··· Data rows

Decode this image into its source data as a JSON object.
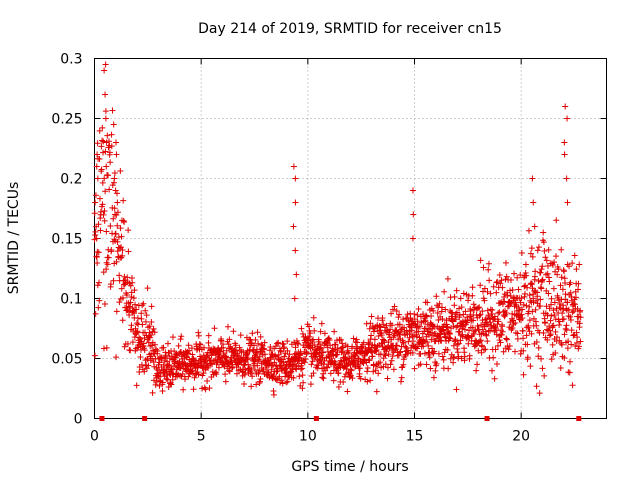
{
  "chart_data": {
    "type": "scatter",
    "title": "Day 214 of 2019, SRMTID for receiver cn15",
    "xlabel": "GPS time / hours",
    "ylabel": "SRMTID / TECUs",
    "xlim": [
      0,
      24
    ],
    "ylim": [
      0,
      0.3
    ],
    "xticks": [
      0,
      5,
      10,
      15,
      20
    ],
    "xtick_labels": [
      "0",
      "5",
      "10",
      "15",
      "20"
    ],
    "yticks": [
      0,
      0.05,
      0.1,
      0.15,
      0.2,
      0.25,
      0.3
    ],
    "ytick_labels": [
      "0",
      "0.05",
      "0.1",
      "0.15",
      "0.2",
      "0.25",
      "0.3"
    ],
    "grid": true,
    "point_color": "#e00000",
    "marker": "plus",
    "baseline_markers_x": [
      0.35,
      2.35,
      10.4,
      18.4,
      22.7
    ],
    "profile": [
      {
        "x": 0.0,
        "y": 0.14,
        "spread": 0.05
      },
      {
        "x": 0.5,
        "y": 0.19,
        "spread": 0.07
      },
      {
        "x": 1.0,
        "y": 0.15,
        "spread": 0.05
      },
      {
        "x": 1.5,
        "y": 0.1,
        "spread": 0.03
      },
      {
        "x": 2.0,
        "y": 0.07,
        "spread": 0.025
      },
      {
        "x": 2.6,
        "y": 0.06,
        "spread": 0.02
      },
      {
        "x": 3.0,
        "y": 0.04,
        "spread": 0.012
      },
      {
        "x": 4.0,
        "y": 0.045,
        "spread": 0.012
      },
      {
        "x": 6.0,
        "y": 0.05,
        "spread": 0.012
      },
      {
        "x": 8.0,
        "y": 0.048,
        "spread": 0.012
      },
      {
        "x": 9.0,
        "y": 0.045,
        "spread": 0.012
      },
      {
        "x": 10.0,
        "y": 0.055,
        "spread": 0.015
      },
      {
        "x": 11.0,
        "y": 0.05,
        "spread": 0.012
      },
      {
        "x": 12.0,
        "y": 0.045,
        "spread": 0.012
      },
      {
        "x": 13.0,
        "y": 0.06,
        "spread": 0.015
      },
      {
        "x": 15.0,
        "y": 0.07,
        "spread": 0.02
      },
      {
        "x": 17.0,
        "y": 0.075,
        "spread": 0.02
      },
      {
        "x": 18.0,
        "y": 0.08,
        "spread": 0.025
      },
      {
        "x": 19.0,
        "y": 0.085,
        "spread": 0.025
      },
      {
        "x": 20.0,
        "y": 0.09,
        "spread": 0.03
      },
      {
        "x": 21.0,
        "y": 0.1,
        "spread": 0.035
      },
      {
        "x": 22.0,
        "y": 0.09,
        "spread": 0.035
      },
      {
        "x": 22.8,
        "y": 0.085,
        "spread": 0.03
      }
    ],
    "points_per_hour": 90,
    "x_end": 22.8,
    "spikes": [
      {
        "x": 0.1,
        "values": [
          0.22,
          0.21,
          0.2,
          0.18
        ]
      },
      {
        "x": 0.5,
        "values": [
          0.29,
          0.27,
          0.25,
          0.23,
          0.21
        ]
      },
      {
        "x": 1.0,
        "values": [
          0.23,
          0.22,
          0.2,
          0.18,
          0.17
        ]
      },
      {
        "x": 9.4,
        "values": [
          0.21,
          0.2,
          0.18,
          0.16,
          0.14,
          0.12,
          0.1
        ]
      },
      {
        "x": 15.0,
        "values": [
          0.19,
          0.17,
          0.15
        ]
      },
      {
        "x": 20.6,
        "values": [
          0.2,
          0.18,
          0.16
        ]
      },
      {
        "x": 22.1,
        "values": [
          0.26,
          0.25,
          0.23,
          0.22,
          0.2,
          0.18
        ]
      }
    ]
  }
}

······

Without the pictures, print the records in full, exactly as they appear.

Decode this image into its source data as a JSON object.
{
  "chart_data": {
    "type": "scatter",
    "title": "Day 214 of 2019, SRMTID for receiver cn15",
    "xlabel": "GPS time / hours",
    "ylabel": "SRMTID / TECUs",
    "xlim": [
      0,
      24
    ],
    "ylim": [
      0,
      0.3
    ],
    "xticks": [
      0,
      5,
      10,
      15,
      20
    ],
    "xtick_labels": [
      "0",
      "5",
      "10",
      "15",
      "20"
    ],
    "yticks": [
      0,
      0.05,
      0.1,
      0.15,
      0.2,
      0.25,
      0.3
    ],
    "ytick_labels": [
      "0",
      "0.05",
      "0.1",
      "0.15",
      "0.2",
      "0.25",
      "0.3"
    ],
    "grid": true,
    "point_color": "#e00000",
    "marker": "plus",
    "baseline_markers_x": [
      0.35,
      2.35,
      10.4,
      18.4,
      22.7
    ],
    "profile": [
      {
        "x": 0.0,
        "y": 0.14,
        "spread": 0.05
      },
      {
        "x": 0.5,
        "y": 0.19,
        "spread": 0.07
      },
      {
        "x": 1.0,
        "y": 0.15,
        "spread": 0.05
      },
      {
        "x": 1.5,
        "y": 0.1,
        "spread": 0.03
      },
      {
        "x": 2.0,
        "y": 0.07,
        "spread": 0.025
      },
      {
        "x": 2.6,
        "y": 0.06,
        "spread": 0.02
      },
      {
        "x": 3.0,
        "y": 0.04,
        "spread": 0.012
      },
      {
        "x": 4.0,
        "y": 0.045,
        "spread": 0.012
      },
      {
        "x": 6.0,
        "y": 0.05,
        "spread": 0.012
      },
      {
        "x": 8.0,
        "y": 0.048,
        "spread": 0.012
      },
      {
        "x": 9.0,
        "y": 0.045,
        "spread": 0.012
      },
      {
        "x": 10.0,
        "y": 0.055,
        "spread": 0.015
      },
      {
        "x": 11.0,
        "y": 0.05,
        "spread": 0.012
      },
      {
        "x": 12.0,
        "y": 0.045,
        "spread": 0.012
      },
      {
        "x": 13.0,
        "y": 0.06,
        "spread": 0.015
      },
      {
        "x": 15.0,
        "y": 0.07,
        "spread": 0.02
      },
      {
        "x": 17.0,
        "y": 0.075,
        "spread": 0.02
      },
      {
        "x": 18.0,
        "y": 0.08,
        "spread": 0.025
      },
      {
        "x": 19.0,
        "y": 0.085,
        "spread": 0.025
      },
      {
        "x": 20.0,
        "y": 0.09,
        "spread": 0.03
      },
      {
        "x": 21.0,
        "y": 0.1,
        "spread": 0.035
      },
      {
        "x": 22.0,
        "y": 0.09,
        "spread": 0.035
      },
      {
        "x": 22.8,
        "y": 0.085,
        "spread": 0.03
      }
    ],
    "points_per_hour": 90,
    "x_end": 22.8,
    "spikes": [
      {
        "x": 0.1,
        "values": [
          0.22,
          0.21,
          0.2,
          0.18
        ]
      },
      {
        "x": 0.5,
        "values": [
          0.29,
          0.27,
          0.25,
          0.23,
          0.21
        ]
      },
      {
        "x": 1.0,
        "values": [
          0.23,
          0.22,
          0.2,
          0.18,
          0.17
        ]
      },
      {
        "x": 9.4,
        "values": [
          0.21,
          0.2,
          0.18,
          0.16,
          0.14,
          0.12,
          0.1
        ]
      },
      {
        "x": 15.0,
        "values": [
          0.19,
          0.17,
          0.15
        ]
      },
      {
        "x": 20.6,
        "values": [
          0.2,
          0.18,
          0.16
        ]
      },
      {
        "x": 22.1,
        "values": [
          0.26,
          0.25,
          0.23,
          0.22,
          0.2,
          0.18
        ]
      }
    ]
  }
}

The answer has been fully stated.